Copy all lines that contain the word "drawings".

----------

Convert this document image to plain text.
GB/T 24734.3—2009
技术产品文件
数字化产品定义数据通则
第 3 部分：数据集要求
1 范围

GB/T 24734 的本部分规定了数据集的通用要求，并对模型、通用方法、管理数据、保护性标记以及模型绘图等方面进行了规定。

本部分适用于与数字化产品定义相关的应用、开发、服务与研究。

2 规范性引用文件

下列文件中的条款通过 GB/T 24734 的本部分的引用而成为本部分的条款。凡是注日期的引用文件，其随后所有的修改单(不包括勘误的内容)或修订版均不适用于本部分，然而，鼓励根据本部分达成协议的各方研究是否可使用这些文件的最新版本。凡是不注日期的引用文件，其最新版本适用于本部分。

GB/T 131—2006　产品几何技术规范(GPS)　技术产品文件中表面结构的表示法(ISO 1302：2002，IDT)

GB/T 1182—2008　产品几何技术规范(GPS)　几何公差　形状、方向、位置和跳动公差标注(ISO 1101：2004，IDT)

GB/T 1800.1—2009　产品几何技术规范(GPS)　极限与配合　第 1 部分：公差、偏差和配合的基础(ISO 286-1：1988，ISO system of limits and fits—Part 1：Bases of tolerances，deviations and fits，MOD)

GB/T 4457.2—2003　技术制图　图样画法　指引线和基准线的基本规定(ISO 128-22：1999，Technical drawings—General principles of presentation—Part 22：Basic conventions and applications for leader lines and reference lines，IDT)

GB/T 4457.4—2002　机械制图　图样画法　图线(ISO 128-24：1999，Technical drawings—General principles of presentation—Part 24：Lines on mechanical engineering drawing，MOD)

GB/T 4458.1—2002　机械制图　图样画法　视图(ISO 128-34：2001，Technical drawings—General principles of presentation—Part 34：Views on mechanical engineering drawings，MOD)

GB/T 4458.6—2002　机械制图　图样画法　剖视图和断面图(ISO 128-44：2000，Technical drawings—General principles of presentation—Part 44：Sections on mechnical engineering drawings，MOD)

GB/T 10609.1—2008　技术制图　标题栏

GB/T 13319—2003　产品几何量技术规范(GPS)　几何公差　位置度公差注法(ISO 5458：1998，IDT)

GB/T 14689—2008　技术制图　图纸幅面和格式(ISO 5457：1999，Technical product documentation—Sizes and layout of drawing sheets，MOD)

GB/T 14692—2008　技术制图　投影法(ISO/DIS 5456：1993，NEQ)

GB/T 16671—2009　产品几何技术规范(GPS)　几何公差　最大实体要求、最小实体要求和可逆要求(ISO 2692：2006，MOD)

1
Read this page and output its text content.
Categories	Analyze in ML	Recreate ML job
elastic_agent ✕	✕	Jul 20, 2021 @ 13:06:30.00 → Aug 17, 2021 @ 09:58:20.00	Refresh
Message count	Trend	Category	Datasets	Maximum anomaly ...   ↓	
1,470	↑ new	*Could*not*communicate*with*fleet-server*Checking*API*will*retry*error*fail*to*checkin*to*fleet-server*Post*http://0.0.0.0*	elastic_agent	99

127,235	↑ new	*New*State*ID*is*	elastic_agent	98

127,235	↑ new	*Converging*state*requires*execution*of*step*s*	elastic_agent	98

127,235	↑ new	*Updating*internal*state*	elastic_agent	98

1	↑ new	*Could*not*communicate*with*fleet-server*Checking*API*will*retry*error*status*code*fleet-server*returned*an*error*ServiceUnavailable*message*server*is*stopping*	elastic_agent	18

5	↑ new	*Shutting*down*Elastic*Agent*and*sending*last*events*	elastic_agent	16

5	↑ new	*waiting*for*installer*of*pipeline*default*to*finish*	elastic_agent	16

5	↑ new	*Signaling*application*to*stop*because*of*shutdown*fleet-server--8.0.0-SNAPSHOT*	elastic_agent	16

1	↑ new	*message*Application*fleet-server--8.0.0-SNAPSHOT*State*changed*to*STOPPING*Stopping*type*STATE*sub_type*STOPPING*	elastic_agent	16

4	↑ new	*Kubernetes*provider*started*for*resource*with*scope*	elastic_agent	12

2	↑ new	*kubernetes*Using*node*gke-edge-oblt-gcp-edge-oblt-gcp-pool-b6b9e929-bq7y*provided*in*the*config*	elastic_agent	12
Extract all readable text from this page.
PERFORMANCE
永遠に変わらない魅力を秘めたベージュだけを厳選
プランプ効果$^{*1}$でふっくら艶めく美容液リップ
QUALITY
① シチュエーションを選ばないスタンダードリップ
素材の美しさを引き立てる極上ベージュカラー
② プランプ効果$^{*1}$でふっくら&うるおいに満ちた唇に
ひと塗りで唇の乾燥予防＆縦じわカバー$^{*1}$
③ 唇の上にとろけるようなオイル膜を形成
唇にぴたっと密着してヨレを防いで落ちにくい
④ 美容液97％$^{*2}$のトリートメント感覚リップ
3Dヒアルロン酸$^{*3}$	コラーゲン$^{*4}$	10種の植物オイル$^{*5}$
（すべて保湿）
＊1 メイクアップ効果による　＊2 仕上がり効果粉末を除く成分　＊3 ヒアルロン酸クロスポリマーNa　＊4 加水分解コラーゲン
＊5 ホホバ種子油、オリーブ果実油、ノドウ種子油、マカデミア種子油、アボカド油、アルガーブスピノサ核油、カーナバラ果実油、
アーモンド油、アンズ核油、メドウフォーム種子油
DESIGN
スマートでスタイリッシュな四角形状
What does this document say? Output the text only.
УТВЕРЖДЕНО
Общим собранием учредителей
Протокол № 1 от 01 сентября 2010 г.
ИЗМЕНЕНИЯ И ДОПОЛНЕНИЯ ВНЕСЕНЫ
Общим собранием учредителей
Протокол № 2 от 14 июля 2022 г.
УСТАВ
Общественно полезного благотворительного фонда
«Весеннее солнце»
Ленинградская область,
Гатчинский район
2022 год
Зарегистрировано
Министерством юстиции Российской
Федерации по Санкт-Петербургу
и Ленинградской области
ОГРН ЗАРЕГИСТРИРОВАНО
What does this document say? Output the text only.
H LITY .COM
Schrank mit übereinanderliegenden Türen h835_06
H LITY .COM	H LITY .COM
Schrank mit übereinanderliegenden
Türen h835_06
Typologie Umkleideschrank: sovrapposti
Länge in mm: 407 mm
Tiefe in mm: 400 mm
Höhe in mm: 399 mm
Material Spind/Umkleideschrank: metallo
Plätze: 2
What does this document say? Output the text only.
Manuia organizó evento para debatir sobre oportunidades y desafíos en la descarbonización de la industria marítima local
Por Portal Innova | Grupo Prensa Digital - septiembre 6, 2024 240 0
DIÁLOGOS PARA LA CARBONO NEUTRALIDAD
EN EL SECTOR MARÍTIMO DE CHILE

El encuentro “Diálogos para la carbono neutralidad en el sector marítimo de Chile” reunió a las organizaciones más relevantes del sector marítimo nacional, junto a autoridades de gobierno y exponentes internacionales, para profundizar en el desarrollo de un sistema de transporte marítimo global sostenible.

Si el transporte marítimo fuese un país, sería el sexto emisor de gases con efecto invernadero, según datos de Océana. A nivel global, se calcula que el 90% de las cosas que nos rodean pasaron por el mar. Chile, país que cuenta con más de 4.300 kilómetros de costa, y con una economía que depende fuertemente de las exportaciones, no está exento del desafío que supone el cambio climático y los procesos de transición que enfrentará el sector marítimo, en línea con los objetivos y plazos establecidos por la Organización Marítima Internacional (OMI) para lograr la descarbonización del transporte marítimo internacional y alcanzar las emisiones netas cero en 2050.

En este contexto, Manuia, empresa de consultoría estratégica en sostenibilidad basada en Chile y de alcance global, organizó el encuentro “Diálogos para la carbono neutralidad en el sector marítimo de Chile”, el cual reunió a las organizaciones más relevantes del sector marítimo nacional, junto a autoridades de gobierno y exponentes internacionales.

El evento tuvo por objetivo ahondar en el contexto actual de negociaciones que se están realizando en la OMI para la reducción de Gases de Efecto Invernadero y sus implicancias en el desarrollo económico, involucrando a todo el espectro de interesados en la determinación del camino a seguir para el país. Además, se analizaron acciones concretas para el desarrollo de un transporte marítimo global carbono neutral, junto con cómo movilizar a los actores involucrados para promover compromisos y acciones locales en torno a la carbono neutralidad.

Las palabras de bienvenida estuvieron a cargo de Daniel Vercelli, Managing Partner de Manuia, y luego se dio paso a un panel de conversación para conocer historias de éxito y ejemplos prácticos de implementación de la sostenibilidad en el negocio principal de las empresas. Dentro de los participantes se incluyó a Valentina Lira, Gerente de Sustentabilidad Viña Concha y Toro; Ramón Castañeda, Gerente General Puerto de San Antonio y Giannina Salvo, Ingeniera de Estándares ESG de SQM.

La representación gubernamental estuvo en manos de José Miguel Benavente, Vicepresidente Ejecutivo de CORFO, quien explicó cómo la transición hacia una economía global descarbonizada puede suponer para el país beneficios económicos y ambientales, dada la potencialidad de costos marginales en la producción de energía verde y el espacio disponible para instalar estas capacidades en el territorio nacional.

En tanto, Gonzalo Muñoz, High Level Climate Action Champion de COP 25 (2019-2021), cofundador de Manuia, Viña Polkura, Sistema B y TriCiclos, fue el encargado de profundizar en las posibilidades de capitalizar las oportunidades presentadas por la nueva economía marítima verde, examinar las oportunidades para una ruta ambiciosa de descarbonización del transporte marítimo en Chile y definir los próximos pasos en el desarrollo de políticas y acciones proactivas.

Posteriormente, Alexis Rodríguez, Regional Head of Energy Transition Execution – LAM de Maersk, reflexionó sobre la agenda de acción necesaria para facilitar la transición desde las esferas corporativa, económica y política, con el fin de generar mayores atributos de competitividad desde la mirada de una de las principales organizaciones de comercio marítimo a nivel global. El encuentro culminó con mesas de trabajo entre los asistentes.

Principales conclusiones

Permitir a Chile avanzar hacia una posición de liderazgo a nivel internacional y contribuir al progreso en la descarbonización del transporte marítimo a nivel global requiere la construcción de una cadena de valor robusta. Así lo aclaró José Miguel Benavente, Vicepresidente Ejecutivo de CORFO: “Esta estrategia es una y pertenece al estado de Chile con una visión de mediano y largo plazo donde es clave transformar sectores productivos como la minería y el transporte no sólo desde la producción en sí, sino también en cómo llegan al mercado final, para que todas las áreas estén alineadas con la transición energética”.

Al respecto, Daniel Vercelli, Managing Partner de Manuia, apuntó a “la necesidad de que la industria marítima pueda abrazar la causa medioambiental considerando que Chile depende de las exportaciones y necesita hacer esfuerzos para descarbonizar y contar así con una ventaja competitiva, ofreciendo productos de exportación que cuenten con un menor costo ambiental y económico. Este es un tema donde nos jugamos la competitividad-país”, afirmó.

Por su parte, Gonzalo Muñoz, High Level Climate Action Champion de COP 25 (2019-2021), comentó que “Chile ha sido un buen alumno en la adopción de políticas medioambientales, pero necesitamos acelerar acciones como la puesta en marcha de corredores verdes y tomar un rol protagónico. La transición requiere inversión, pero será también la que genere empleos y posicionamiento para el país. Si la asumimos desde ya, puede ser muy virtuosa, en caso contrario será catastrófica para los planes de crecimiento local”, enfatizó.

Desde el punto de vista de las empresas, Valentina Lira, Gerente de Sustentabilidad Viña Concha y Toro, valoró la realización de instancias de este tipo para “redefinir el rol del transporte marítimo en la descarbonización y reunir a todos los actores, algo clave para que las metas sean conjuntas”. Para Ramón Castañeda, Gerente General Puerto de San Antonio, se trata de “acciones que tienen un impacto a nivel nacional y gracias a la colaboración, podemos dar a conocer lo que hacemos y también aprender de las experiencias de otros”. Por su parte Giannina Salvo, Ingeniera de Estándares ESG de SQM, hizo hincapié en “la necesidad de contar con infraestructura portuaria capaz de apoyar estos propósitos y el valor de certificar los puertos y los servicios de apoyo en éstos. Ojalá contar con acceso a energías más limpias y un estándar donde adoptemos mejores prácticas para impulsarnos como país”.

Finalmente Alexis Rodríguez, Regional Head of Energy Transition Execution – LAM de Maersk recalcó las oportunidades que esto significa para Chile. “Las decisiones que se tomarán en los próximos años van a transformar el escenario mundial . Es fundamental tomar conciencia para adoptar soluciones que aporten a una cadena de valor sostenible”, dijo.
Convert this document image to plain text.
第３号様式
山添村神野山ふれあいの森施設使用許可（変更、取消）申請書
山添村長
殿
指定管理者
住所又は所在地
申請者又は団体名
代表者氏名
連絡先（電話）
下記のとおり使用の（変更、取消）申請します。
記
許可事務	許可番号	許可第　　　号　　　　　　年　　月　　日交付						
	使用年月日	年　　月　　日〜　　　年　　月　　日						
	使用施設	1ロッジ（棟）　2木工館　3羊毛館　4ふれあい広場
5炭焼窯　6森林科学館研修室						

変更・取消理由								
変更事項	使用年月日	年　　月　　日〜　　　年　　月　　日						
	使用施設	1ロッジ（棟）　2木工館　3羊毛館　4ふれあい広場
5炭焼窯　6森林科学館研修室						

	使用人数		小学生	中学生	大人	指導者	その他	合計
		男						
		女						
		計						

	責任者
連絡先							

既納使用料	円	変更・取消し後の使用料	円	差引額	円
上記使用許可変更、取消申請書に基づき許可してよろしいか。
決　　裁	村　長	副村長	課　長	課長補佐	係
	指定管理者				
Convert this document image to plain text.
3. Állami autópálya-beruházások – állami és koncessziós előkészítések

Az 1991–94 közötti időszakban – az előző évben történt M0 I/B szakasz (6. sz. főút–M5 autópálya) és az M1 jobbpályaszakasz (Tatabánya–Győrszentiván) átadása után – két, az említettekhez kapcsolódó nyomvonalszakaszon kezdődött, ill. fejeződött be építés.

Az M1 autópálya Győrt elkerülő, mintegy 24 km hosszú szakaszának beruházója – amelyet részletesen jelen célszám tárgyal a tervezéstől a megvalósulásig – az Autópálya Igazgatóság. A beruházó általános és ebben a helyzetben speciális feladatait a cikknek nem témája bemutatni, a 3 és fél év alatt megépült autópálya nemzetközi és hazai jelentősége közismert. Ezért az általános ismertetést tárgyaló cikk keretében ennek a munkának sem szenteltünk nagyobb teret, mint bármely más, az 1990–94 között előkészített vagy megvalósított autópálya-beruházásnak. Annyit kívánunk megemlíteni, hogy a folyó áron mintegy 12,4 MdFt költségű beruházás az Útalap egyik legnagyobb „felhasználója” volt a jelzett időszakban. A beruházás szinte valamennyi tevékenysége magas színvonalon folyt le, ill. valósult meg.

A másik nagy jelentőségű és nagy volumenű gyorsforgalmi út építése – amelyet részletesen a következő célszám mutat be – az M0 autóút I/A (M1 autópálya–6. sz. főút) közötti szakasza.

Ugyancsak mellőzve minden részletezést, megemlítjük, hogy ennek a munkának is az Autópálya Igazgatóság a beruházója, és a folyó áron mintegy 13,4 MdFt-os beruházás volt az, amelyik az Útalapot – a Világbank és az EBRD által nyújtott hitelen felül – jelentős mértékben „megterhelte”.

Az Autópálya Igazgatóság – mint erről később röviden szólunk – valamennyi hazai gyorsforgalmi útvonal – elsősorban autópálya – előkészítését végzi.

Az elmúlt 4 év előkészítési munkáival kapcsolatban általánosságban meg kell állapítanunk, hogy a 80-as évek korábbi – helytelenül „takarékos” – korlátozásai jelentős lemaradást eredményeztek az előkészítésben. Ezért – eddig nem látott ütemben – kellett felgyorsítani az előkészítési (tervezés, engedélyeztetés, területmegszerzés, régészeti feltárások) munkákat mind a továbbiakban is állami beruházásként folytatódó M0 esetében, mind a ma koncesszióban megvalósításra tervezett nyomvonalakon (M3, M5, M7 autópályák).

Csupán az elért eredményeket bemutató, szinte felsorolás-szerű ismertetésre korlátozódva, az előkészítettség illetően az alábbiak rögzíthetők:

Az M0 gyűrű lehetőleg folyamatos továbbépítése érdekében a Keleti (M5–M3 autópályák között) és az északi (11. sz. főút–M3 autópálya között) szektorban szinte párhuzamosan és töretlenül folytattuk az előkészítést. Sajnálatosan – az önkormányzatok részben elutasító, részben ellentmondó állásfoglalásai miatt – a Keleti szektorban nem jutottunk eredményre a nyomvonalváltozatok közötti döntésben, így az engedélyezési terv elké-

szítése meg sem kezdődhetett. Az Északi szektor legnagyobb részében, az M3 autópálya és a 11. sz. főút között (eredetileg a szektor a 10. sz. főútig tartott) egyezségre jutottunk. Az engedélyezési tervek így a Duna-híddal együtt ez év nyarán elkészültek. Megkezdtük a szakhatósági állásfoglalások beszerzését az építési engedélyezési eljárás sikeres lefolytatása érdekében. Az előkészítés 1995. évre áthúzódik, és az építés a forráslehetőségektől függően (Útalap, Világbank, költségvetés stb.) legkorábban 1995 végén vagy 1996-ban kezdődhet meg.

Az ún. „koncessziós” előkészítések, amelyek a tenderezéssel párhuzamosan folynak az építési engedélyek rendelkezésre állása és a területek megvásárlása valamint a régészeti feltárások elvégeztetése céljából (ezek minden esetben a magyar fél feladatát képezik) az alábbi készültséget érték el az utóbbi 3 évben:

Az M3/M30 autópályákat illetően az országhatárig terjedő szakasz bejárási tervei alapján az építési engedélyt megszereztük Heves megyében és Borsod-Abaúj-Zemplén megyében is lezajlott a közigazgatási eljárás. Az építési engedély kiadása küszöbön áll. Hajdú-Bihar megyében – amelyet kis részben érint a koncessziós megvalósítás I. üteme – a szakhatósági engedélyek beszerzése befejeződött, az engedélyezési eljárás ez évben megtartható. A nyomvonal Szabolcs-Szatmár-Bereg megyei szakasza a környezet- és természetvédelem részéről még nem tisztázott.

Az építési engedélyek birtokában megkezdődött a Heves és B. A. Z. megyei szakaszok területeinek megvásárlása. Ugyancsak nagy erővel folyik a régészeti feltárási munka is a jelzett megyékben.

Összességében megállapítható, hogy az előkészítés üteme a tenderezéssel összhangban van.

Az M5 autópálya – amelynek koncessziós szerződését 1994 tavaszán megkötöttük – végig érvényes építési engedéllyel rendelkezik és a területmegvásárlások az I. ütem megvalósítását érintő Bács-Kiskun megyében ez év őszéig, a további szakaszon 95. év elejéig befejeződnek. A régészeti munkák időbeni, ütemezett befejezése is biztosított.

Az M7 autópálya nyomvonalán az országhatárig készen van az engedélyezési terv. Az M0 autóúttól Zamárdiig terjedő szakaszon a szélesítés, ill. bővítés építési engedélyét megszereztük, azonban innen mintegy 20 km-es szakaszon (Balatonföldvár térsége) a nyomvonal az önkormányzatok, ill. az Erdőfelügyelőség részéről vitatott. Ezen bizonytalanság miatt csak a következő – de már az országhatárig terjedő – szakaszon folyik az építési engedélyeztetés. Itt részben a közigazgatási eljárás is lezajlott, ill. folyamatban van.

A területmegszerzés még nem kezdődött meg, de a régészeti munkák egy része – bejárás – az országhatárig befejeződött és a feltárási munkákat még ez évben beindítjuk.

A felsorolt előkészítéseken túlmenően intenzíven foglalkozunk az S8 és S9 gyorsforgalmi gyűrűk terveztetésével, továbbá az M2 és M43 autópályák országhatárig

----------

**Output**
GB/T 4457.2—2003　技术制图　图样画法　指引线和基准线的基本规定(ISO 128-22：1999，Technical drawings—General principles of presentation—Part 22：Basic conventions and applications for leader lines and reference lines，IDT)
GB/T 4457.4—2002　机械制图　图样画法　图线(ISO 128-24：1999，Technical drawings—General principles of presentation—Part 24：Lines on mechanical engineering drawing，MOD)
GB/T 4458.1—2002　机械制图　图样画法　视图(ISO 128-34：2001，Technical drawings—General principles of presentation—Part 34：Views on mechanical engineering drawings，MOD)
GB/T 4458.6—2002　机械制图　图样画法　剖视图和断面图(ISO 128-44：2000，Technical drawings—General principles of presentation—Part 44：Sections on mechnical engineering drawings，MOD)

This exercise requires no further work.